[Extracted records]
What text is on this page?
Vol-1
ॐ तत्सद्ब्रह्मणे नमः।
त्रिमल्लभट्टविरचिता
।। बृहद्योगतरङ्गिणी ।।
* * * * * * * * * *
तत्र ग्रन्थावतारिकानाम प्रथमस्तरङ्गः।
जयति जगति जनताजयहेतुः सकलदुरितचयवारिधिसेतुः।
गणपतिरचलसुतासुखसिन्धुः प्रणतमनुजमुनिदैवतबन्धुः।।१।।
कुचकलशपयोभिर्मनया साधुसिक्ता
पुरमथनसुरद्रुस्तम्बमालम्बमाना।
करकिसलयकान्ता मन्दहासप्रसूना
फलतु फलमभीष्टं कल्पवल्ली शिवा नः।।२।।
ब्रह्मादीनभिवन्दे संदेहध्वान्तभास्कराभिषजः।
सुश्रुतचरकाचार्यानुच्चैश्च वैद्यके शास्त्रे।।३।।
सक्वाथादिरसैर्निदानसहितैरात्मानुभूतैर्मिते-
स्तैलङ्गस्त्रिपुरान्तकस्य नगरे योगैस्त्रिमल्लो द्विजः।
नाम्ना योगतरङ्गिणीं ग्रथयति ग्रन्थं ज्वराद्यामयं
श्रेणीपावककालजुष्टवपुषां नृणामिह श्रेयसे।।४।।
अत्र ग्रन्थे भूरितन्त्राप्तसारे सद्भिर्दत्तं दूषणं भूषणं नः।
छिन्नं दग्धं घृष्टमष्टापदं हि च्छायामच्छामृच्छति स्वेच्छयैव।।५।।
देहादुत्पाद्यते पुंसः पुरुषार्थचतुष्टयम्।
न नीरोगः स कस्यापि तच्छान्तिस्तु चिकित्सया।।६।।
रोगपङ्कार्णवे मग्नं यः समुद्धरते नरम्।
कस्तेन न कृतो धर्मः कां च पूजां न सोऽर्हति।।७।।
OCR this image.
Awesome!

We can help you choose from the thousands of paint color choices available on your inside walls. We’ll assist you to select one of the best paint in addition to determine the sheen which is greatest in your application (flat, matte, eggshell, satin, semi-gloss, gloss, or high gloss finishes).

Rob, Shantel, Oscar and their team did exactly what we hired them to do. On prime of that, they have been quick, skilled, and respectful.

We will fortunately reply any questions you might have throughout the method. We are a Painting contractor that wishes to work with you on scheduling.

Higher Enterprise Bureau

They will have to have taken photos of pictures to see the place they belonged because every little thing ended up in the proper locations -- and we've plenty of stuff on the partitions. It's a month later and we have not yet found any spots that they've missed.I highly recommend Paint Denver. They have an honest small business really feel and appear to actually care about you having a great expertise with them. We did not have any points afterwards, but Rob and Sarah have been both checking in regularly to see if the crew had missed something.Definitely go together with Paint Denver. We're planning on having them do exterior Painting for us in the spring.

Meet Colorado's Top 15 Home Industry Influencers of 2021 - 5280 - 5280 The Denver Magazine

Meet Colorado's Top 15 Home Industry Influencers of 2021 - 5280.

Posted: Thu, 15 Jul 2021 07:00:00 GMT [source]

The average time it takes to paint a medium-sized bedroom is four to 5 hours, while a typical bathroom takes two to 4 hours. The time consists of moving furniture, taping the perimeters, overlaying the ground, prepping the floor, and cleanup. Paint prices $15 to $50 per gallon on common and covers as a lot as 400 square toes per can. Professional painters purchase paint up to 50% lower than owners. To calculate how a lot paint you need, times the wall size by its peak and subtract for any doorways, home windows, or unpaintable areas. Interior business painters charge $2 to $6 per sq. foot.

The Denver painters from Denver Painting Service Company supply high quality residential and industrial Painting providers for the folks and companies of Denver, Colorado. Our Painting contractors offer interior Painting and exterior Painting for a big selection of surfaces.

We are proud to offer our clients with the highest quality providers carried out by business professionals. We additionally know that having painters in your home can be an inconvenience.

- **GOAL**
Copy the material above back out, exactly as written.

- **WORKED ANSWER**
What text is on this page?
Vol-1
ॐ तत्सद्ब्रह्मणे नमः।
त्रिमल्लभट्टविरचिता
।। बृहद्योगतरङ्गिणी ।।
* * * * * * * * * *
तत्र ग्रन्थावतारिकानाम प्रथमस्तरङ्गः।
जयति जगति जनताजयहेतुः सकलदुरितचयवारिधिसेतुः।
गणपतिरचलसुतासुखसिन्धुः प्रणतमनुजमुनिदैवतबन्धुः।।१।।
कुचकलशपयोभिर्मनया साधुसिक्ता
पुरमथनसुरद्रुस्तम्बमालम्बमाना।
करकिसलयकान्ता मन्दहासप्रसूना
फलतु फलमभीष्टं कल्पवल्ली शिवा नः।।२।।
ब्रह्मादीनभिवन्दे संदेहध्वान्तभास्कराभिषजः।
सुश्रुतचरकाचार्यानुच्चैश्च वैद्यके शास्त्रे।।३।।
सक्वाथादिरसैर्निदानसहितैरात्मानुभूतैर्मिते-
स्तैलङ्गस्त्रिपुरान्तकस्य नगरे योगैस्त्रिमल्लो द्विजः।
नाम्ना योगतरङ्गिणीं ग्रथयति ग्रन्थं ज्वराद्यामयं
श्रेणीपावककालजुष्टवपुषां नृणामिह श्रेयसे।।४।।
अत्र ग्रन्थे भूरितन्त्राप्तसारे सद्भिर्दत्तं दूषणं भूषणं नः।
छिन्नं दग्धं घृष्टमष्टापदं हि च्छायामच्छामृच्छति स्वेच्छयैव।।५।।
देहादुत्पाद्यते पुंसः पुरुषार्थचतुष्टयम्।
न नीरोगः स कस्यापि तच्छान्तिस्तु चिकित्सया।।६।।
रोगपङ्कार्णवे मग्नं यः समुद्धरते नरम्।
कस्तेन न कृतो धर्मः कां च पूजां न सोऽर्हति।।७।।
OCR this image.
Awesome!

We can help you choose from the thousands of paint color choices available on your inside walls. We’ll assist you to select one of the best paint in addition to determine the sheen which is greatest in your application (flat, matte, eggshell, satin, semi-gloss, gloss, or high gloss finishes).

Rob, Shantel, Oscar and their team did exactly what we hired them to do. On prime of that, they have been quick, skilled, and respectful.

We will fortunately reply any questions you might have throughout the method. We are a Painting contractor that wishes to work with you on scheduling.

Higher Enterprise Bureau

They will have to have taken photos of pictures to see the place they belonged because every little thing ended up in the proper locations -- and we've plenty of stuff on the partitions. It's a month later and we have not yet found any spots that they've missed.I highly recommend Paint Denver. They have an honest small business really feel and appear to actually care about you having a great expertise with them. We did not have any points afterwards, but Rob and Sarah have been both checking in regularly to see if the crew had missed something.Definitely go together with Paint Denver. We're planning on having them do exterior Painting for us in the spring.

Meet Colorado's Top 15 Home Industry Influencers of 2021 - 5280 - 5280 The Denver Magazine

Meet Colorado's Top 15 Home Industry Influencers of 2021 - 5280.

Posted: Thu, 15 Jul 2021 07:00:00 GMT [source]

The average time it takes to paint a medium-sized bedroom is four to 5 hours, while a typical bathroom takes two to 4 hours. The time consists of moving furniture, taping the perimeters, overlaying the ground, prepping the floor, and cleanup. Paint prices $15 to $50 per gallon on common and covers as a lot as 400 square toes per can. Professional painters purchase paint up to 50% lower than owners. To calculate how a lot paint you need, times the wall size by its peak and subtract for any doorways, home windows, or unpaintable areas. Interior business painters charge $2 to $6 per sq. foot.

The Denver painters from Denver Painting Service Company supply high quality residential and industrial Painting providers for the folks and companies of Denver, Colorado. Our Painting contractors offer interior Painting and exterior Painting for a big selection of surfaces.

We are proud to offer our clients with the highest quality providers carried out by business professionals. We additionally know that having painters in your home can be an inconvenience.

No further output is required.